_Extracted records_
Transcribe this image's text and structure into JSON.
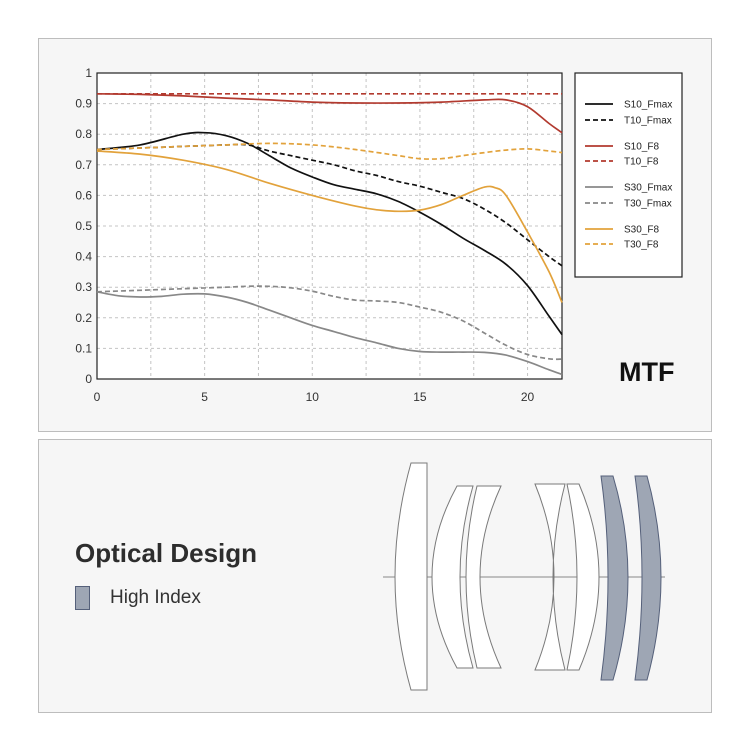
{
  "chart_data": {
    "type": "line",
    "title": "MTF",
    "xlabel": "",
    "ylabel": "",
    "xlim": [
      0,
      21.6
    ],
    "ylim": [
      0,
      1
    ],
    "x_ticks": [
      "0",
      "5",
      "10",
      "15",
      "20"
    ],
    "y_ticks": [
      "0",
      "0.1",
      "0.2",
      "0.3",
      "0.4",
      "0.5",
      "0.6",
      "0.7",
      "0.8",
      "0.9",
      "1"
    ],
    "grid": true,
    "legend_position": "top-right",
    "series": [
      {
        "name": "S10_Fmax",
        "color": "#111111",
        "dash": false,
        "points": [
          [
            0,
            0.75
          ],
          [
            2,
            0.765
          ],
          [
            4,
            0.8
          ],
          [
            5,
            0.805
          ],
          [
            6,
            0.795
          ],
          [
            7,
            0.77
          ],
          [
            8,
            0.73
          ],
          [
            9,
            0.69
          ],
          [
            10,
            0.66
          ],
          [
            11,
            0.635
          ],
          [
            12,
            0.62
          ],
          [
            13,
            0.605
          ],
          [
            14,
            0.58
          ],
          [
            15,
            0.545
          ],
          [
            16,
            0.505
          ],
          [
            17,
            0.46
          ],
          [
            18,
            0.42
          ],
          [
            19,
            0.375
          ],
          [
            20,
            0.305
          ],
          [
            21,
            0.205
          ],
          [
            21.6,
            0.145
          ]
        ]
      },
      {
        "name": "T10_Fmax",
        "color": "#111111",
        "dash": true,
        "points": [
          [
            0,
            0.75
          ],
          [
            2,
            0.755
          ],
          [
            4,
            0.76
          ],
          [
            6,
            0.765
          ],
          [
            7,
            0.765
          ],
          [
            8,
            0.745
          ],
          [
            9,
            0.73
          ],
          [
            10,
            0.715
          ],
          [
            11,
            0.7
          ],
          [
            12,
            0.68
          ],
          [
            13,
            0.665
          ],
          [
            14,
            0.645
          ],
          [
            15,
            0.63
          ],
          [
            16,
            0.61
          ],
          [
            17,
            0.59
          ],
          [
            18,
            0.555
          ],
          [
            19,
            0.51
          ],
          [
            20,
            0.455
          ],
          [
            21,
            0.4
          ],
          [
            21.6,
            0.37
          ]
        ]
      },
      {
        "name": "S10_F8",
        "color": "#b23a2f",
        "dash": false,
        "points": [
          [
            0,
            0.932
          ],
          [
            2,
            0.93
          ],
          [
            4,
            0.925
          ],
          [
            6,
            0.918
          ],
          [
            8,
            0.912
          ],
          [
            10,
            0.905
          ],
          [
            12,
            0.902
          ],
          [
            14,
            0.902
          ],
          [
            16,
            0.905
          ],
          [
            18,
            0.912
          ],
          [
            19,
            0.912
          ],
          [
            20,
            0.89
          ],
          [
            21,
            0.835
          ],
          [
            21.6,
            0.805
          ]
        ]
      },
      {
        "name": "T10_F8",
        "color": "#b23a2f",
        "dash": true,
        "points": [
          [
            0,
            0.932
          ],
          [
            5,
            0.932
          ],
          [
            10,
            0.932
          ],
          [
            15,
            0.932
          ],
          [
            20,
            0.932
          ],
          [
            21.6,
            0.932
          ]
        ]
      },
      {
        "name": "S30_Fmax",
        "color": "#888888",
        "dash": false,
        "points": [
          [
            0,
            0.285
          ],
          [
            1,
            0.272
          ],
          [
            2,
            0.268
          ],
          [
            3,
            0.27
          ],
          [
            4,
            0.277
          ],
          [
            5,
            0.278
          ],
          [
            6,
            0.268
          ],
          [
            7,
            0.25
          ],
          [
            8,
            0.225
          ],
          [
            9,
            0.2
          ],
          [
            10,
            0.175
          ],
          [
            11,
            0.155
          ],
          [
            12,
            0.135
          ],
          [
            13,
            0.118
          ],
          [
            14,
            0.1
          ],
          [
            15,
            0.09
          ],
          [
            16,
            0.088
          ],
          [
            17,
            0.088
          ],
          [
            18,
            0.087
          ],
          [
            19,
            0.078
          ],
          [
            20,
            0.057
          ],
          [
            21,
            0.03
          ],
          [
            21.6,
            0.015
          ]
        ]
      },
      {
        "name": "T30_Fmax",
        "color": "#888888",
        "dash": true,
        "points": [
          [
            0,
            0.285
          ],
          [
            2,
            0.29
          ],
          [
            4,
            0.295
          ],
          [
            6,
            0.3
          ],
          [
            7,
            0.303
          ],
          [
            8,
            0.303
          ],
          [
            9,
            0.298
          ],
          [
            10,
            0.287
          ],
          [
            11,
            0.27
          ],
          [
            12,
            0.258
          ],
          [
            13,
            0.255
          ],
          [
            14,
            0.25
          ],
          [
            15,
            0.235
          ],
          [
            16,
            0.218
          ],
          [
            17,
            0.19
          ],
          [
            18,
            0.15
          ],
          [
            19,
            0.11
          ],
          [
            20,
            0.08
          ],
          [
            21,
            0.066
          ],
          [
            21.6,
            0.065
          ]
        ]
      },
      {
        "name": "S30_F8",
        "color": "#e2a23b",
        "dash": false,
        "points": [
          [
            0,
            0.745
          ],
          [
            2,
            0.735
          ],
          [
            4,
            0.715
          ],
          [
            6,
            0.685
          ],
          [
            8,
            0.64
          ],
          [
            10,
            0.6
          ],
          [
            12,
            0.565
          ],
          [
            13,
            0.553
          ],
          [
            14,
            0.548
          ],
          [
            15,
            0.552
          ],
          [
            16,
            0.57
          ],
          [
            17,
            0.6
          ],
          [
            18,
            0.627
          ],
          [
            18.5,
            0.625
          ],
          [
            19,
            0.6
          ],
          [
            20,
            0.48
          ],
          [
            21,
            0.35
          ],
          [
            21.6,
            0.25
          ]
        ]
      },
      {
        "name": "T30_F8",
        "color": "#e2a23b",
        "dash": true,
        "points": [
          [
            0,
            0.75
          ],
          [
            2,
            0.755
          ],
          [
            4,
            0.76
          ],
          [
            6,
            0.765
          ],
          [
            8,
            0.77
          ],
          [
            10,
            0.765
          ],
          [
            12,
            0.75
          ],
          [
            14,
            0.73
          ],
          [
            15,
            0.72
          ],
          [
            16,
            0.72
          ],
          [
            17,
            0.73
          ],
          [
            18,
            0.74
          ],
          [
            19,
            0.748
          ],
          [
            20,
            0.752
          ],
          [
            21,
            0.745
          ],
          [
            21.6,
            0.74
          ]
        ]
      }
    ]
  },
  "optical_design": {
    "title": "Optical Design",
    "legend_label": "High Index",
    "high_index_color": "#9ea6b4"
  }
}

_Task description_
Leave out the pictures and repeat everything else in the records exactly.

_Solution to this exercise_
Transcribe this image's text and structure into JSON.
{
  "chart_data": {
    "type": "line",
    "title": "MTF",
    "xlabel": "",
    "ylabel": "",
    "xlim": [
      0,
      21.6
    ],
    "ylim": [
      0,
      1
    ],
    "x_ticks": [
      "0",
      "5",
      "10",
      "15",
      "20"
    ],
    "y_ticks": [
      "0",
      "0.1",
      "0.2",
      "0.3",
      "0.4",
      "0.5",
      "0.6",
      "0.7",
      "0.8",
      "0.9",
      "1"
    ],
    "grid": true,
    "legend_position": "top-right",
    "series": [
      {
        "name": "S10_Fmax",
        "color": "#111111",
        "dash": false,
        "points": [
          [
            0,
            0.75
          ],
          [
            2,
            0.765
          ],
          [
            4,
            0.8
          ],
          [
            5,
            0.805
          ],
          [
            6,
            0.795
          ],
          [
            7,
            0.77
          ],
          [
            8,
            0.73
          ],
          [
            9,
            0.69
          ],
          [
            10,
            0.66
          ],
          [
            11,
            0.635
          ],
          [
            12,
            0.62
          ],
          [
            13,
            0.605
          ],
          [
            14,
            0.58
          ],
          [
            15,
            0.545
          ],
          [
            16,
            0.505
          ],
          [
            17,
            0.46
          ],
          [
            18,
            0.42
          ],
          [
            19,
            0.375
          ],
          [
            20,
            0.305
          ],
          [
            21,
            0.205
          ],
          [
            21.6,
            0.145
          ]
        ]
      },
      {
        "name": "T10_Fmax",
        "color": "#111111",
        "dash": true,
        "points": [
          [
            0,
            0.75
          ],
          [
            2,
            0.755
          ],
          [
            4,
            0.76
          ],
          [
            6,
            0.765
          ],
          [
            7,
            0.765
          ],
          [
            8,
            0.745
          ],
          [
            9,
            0.73
          ],
          [
            10,
            0.715
          ],
          [
            11,
            0.7
          ],
          [
            12,
            0.68
          ],
          [
            13,
            0.665
          ],
          [
            14,
            0.645
          ],
          [
            15,
            0.63
          ],
          [
            16,
            0.61
          ],
          [
            17,
            0.59
          ],
          [
            18,
            0.555
          ],
          [
            19,
            0.51
          ],
          [
            20,
            0.455
          ],
          [
            21,
            0.4
          ],
          [
            21.6,
            0.37
          ]
        ]
      },
      {
        "name": "S10_F8",
        "color": "#b23a2f",
        "dash": false,
        "points": [
          [
            0,
            0.932
          ],
          [
            2,
            0.93
          ],
          [
            4,
            0.925
          ],
          [
            6,
            0.918
          ],
          [
            8,
            0.912
          ],
          [
            10,
            0.905
          ],
          [
            12,
            0.902
          ],
          [
            14,
            0.902
          ],
          [
            16,
            0.905
          ],
          [
            18,
            0.912
          ],
          [
            19,
            0.912
          ],
          [
            20,
            0.89
          ],
          [
            21,
            0.835
          ],
          [
            21.6,
            0.805
          ]
        ]
      },
      {
        "name": "T10_F8",
        "color": "#b23a2f",
        "dash": true,
        "points": [
          [
            0,
            0.932
          ],
          [
            5,
            0.932
          ],
          [
            10,
            0.932
          ],
          [
            15,
            0.932
          ],
          [
            20,
            0.932
          ],
          [
            21.6,
            0.932
          ]
        ]
      },
      {
        "name": "S30_Fmax",
        "color": "#888888",
        "dash": false,
        "points": [
          [
            0,
            0.285
          ],
          [
            1,
            0.272
          ],
          [
            2,
            0.268
          ],
          [
            3,
            0.27
          ],
          [
            4,
            0.277
          ],
          [
            5,
            0.278
          ],
          [
            6,
            0.268
          ],
          [
            7,
            0.25
          ],
          [
            8,
            0.225
          ],
          [
            9,
            0.2
          ],
          [
            10,
            0.175
          ],
          [
            11,
            0.155
          ],
          [
            12,
            0.135
          ],
          [
            13,
            0.118
          ],
          [
            14,
            0.1
          ],
          [
            15,
            0.09
          ],
          [
            16,
            0.088
          ],
          [
            17,
            0.088
          ],
          [
            18,
            0.087
          ],
          [
            19,
            0.078
          ],
          [
            20,
            0.057
          ],
          [
            21,
            0.03
          ],
          [
            21.6,
            0.015
          ]
        ]
      },
      {
        "name": "T30_Fmax",
        "color": "#888888",
        "dash": true,
        "points": [
          [
            0,
            0.285
          ],
          [
            2,
            0.29
          ],
          [
            4,
            0.295
          ],
          [
            6,
            0.3
          ],
          [
            7,
            0.303
          ],
          [
            8,
            0.303
          ],
          [
            9,
            0.298
          ],
          [
            10,
            0.287
          ],
          [
            11,
            0.27
          ],
          [
            12,
            0.258
          ],
          [
            13,
            0.255
          ],
          [
            14,
            0.25
          ],
          [
            15,
            0.235
          ],
          [
            16,
            0.218
          ],
          [
            17,
            0.19
          ],
          [
            18,
            0.15
          ],
          [
            19,
            0.11
          ],
          [
            20,
            0.08
          ],
          [
            21,
            0.066
          ],
          [
            21.6,
            0.065
          ]
        ]
      },
      {
        "name": "S30_F8",
        "color": "#e2a23b",
        "dash": false,
        "points": [
          [
            0,
            0.745
          ],
          [
            2,
            0.735
          ],
          [
            4,
            0.715
          ],
          [
            6,
            0.685
          ],
          [
            8,
            0.64
          ],
          [
            10,
            0.6
          ],
          [
            12,
            0.565
          ],
          [
            13,
            0.553
          ],
          [
            14,
            0.548
          ],
          [
            15,
            0.552
          ],
          [
            16,
            0.57
          ],
          [
            17,
            0.6
          ],
          [
            18,
            0.627
          ],
          [
            18.5,
            0.625
          ],
          [
            19,
            0.6
          ],
          [
            20,
            0.48
          ],
          [
            21,
            0.35
          ],
          [
            21.6,
            0.25
          ]
        ]
      },
      {
        "name": "T30_F8",
        "color": "#e2a23b",
        "dash": true,
        "points": [
          [
            0,
            0.75
          ],
          [
            2,
            0.755
          ],
          [
            4,
            0.76
          ],
          [
            6,
            0.765
          ],
          [
            8,
            0.77
          ],
          [
            10,
            0.765
          ],
          [
            12,
            0.75
          ],
          [
            14,
            0.73
          ],
          [
            15,
            0.72
          ],
          [
            16,
            0.72
          ],
          [
            17,
            0.73
          ],
          [
            18,
            0.74
          ],
          [
            19,
            0.748
          ],
          [
            20,
            0.752
          ],
          [
            21,
            0.745
          ],
          [
            21.6,
            0.74
          ]
        ]
      }
    ]
  },
  "optical_design": {
    "title": "Optical Design",
    "legend_label": "High Index",
    "high_index_color": "#9ea6b4"
  }
}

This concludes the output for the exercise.